Problem statement
Would you write out the entries below, every one of them, exactly?

—————

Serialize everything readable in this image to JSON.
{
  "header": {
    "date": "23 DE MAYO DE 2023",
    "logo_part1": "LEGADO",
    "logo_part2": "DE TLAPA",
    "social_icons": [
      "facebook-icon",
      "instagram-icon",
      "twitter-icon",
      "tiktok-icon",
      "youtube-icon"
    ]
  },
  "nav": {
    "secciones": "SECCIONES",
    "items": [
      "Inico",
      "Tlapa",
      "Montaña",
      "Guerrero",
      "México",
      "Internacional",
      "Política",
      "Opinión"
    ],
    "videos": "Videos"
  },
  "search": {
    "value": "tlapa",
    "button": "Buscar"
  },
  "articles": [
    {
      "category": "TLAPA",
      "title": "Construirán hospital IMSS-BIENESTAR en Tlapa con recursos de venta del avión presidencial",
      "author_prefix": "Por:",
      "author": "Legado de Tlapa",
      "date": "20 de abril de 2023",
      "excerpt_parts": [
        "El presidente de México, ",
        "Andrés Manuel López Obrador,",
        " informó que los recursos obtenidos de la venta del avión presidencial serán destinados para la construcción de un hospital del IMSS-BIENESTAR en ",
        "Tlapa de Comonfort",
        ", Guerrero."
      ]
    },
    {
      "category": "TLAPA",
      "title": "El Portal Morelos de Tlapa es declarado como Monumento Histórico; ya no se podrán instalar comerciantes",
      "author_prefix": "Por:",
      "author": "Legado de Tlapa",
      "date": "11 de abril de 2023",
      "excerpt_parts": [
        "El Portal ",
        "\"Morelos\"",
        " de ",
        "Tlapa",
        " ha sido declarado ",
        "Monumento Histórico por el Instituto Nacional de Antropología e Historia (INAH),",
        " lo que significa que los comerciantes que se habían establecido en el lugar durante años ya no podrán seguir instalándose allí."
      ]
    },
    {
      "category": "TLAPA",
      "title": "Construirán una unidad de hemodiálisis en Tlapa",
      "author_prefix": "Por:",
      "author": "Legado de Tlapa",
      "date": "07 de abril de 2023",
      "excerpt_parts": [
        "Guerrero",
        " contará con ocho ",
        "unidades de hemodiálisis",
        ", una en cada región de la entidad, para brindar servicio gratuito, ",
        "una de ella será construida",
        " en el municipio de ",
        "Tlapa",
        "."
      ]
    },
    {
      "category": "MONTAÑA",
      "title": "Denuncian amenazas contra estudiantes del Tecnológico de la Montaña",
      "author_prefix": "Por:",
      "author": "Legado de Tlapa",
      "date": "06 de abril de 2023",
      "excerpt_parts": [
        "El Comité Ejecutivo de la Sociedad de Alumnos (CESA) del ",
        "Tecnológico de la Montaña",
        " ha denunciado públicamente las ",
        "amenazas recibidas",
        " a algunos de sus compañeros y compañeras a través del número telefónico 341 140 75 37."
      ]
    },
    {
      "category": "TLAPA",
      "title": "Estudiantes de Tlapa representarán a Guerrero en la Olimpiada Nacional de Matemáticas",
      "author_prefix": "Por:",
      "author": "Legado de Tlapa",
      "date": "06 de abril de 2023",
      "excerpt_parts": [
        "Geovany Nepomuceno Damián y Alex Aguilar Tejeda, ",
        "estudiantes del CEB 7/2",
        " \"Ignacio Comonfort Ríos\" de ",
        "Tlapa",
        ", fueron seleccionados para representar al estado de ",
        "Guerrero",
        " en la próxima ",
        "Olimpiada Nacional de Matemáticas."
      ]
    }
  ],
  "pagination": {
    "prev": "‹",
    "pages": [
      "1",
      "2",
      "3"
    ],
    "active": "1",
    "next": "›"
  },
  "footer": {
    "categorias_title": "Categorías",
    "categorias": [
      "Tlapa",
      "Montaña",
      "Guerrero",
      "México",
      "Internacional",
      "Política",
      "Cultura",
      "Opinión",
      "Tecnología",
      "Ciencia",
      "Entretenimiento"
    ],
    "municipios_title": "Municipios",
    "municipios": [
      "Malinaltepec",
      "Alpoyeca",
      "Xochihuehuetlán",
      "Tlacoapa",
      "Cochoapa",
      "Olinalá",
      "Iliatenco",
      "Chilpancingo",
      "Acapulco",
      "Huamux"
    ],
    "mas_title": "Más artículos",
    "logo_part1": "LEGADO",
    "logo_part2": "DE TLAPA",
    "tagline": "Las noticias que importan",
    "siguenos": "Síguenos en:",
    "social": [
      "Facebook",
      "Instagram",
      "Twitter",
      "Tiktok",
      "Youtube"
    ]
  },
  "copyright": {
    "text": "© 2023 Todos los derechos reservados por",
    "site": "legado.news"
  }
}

—————

Expected answer
Serialize everything readable in this image to JSON.
{
  "header": {
    "date": "23 DE MAYO DE 2023",
    "logo_part1": "LEGADO",
    "logo_part2": "DE TLAPA",
    "social_icons": [
      "facebook-icon",
      "instagram-icon",
      "twitter-icon",
      "tiktok-icon",
      "youtube-icon"
    ]
  },
  "nav": {
    "secciones": "SECCIONES",
    "items": [
      "Inico",
      "Tlapa",
      "Montaña",
      "Guerrero",
      "México",
      "Internacional",
      "Política",
      "Opinión"
    ],
    "videos": "Videos"
  },
  "search": {
    "value": "tlapa",
    "button": "Buscar"
  },
  "articles": [
    {
      "category": "TLAPA",
      "title": "Construirán hospital IMSS-BIENESTAR en Tlapa con recursos de venta del avión presidencial",
      "author_prefix": "Por:",
      "author": "Legado de Tlapa",
      "date": "20 de abril de 2023",
      "excerpt_parts": [
        "El presidente de México, ",
        "Andrés Manuel López Obrador,",
        " informó que los recursos obtenidos de la venta del avión presidencial serán destinados para la construcción de un hospital del IMSS-BIENESTAR en ",
        "Tlapa de Comonfort",
        ", Guerrero."
      ]
    },
    {
      "category": "TLAPA",
      "title": "El Portal Morelos de Tlapa es declarado como Monumento Histórico; ya no se podrán instalar comerciantes",
      "author_prefix": "Por:",
      "author": "Legado de Tlapa",
      "date": "11 de abril de 2023",
      "excerpt_parts": [
        "El Portal ",
        "\"Morelos\"",
        " de ",
        "Tlapa",
        " ha sido declarado ",
        "Monumento Histórico por el Instituto Nacional de Antropología e Historia (INAH),",
        " lo que significa que los comerciantes que se habían establecido en el lugar durante años ya no podrán seguir instalándose allí."
      ]
    },
    {
      "category": "TLAPA",
      "title": "Construirán una unidad de hemodiálisis en Tlapa",
      "author_prefix": "Por:",
      "author": "Legado de Tlapa",
      "date": "07 de abril de 2023",
      "excerpt_parts": [
        "Guerrero",
        " contará con ocho ",
        "unidades de hemodiálisis",
        ", una en cada región de la entidad, para brindar servicio gratuito, ",
        "una de ella será construida",
        " en el municipio de ",
        "Tlapa",
        "."
      ]
    },
    {
      "category": "MONTAÑA",
      "title": "Denuncian amenazas contra estudiantes del Tecnológico de la Montaña",
      "author_prefix": "Por:",
      "author": "Legado de Tlapa",
      "date": "06 de abril de 2023",
      "excerpt_parts": [
        "El Comité Ejecutivo de la Sociedad de Alumnos (CESA) del ",
        "Tecnológico de la Montaña",
        " ha denunciado públicamente las ",
        "amenazas recibidas",
        " a algunos de sus compañeros y compañeras a través del número telefónico 341 140 75 37."
      ]
    },
    {
      "category": "TLAPA",
      "title": "Estudiantes de Tlapa representarán a Guerrero en la Olimpiada Nacional de Matemáticas",
      "author_prefix": "Por:",
      "author": "Legado de Tlapa",
      "date": "06 de abril de 2023",
      "excerpt_parts": [
        "Geovany Nepomuceno Damián y Alex Aguilar Tejeda, ",
        "estudiantes del CEB 7/2",
        " \"Ignacio Comonfort Ríos\" de ",
        "Tlapa",
        ", fueron seleccionados para representar al estado de ",
        "Guerrero",
        " en la próxima ",
        "Olimpiada Nacional de Matemáticas."
      ]
    }
  ],
  "pagination": {
    "prev": "‹",
    "pages": [
      "1",
      "2",
      "3"
    ],
    "active": "1",
    "next": "›"
  },
  "footer": {
    "categorias_title": "Categorías",
    "categorias": [
      "Tlapa",
      "Montaña",
      "Guerrero",
      "México",
      "Internacional",
      "Política",
      "Cultura",
      "Opinión",
      "Tecnología",
      "Ciencia",
      "Entretenimiento"
    ],
    "municipios_title": "Municipios",
    "municipios": [
      "Malinaltepec",
      "Alpoyeca",
      "Xochihuehuetlán",
      "Tlacoapa",
      "Cochoapa",
      "Olinalá",
      "Iliatenco",
      "Chilpancingo",
      "Acapulco",
      "Huamux"
    ],
    "mas_title": "Más artículos",
    "logo_part1": "LEGADO",
    "logo_part2": "DE TLAPA",
    "tagline": "Las noticias que importan",
    "siguenos": "Síguenos en:",
    "social": [
      "Facebook",
      "Instagram",
      "Twitter",
      "Tiktok",
      "Youtube"
    ]
  },
  "copyright": {
    "text": "© 2023 Todos los derechos reservados por",
    "site": "legado.news"
  }
}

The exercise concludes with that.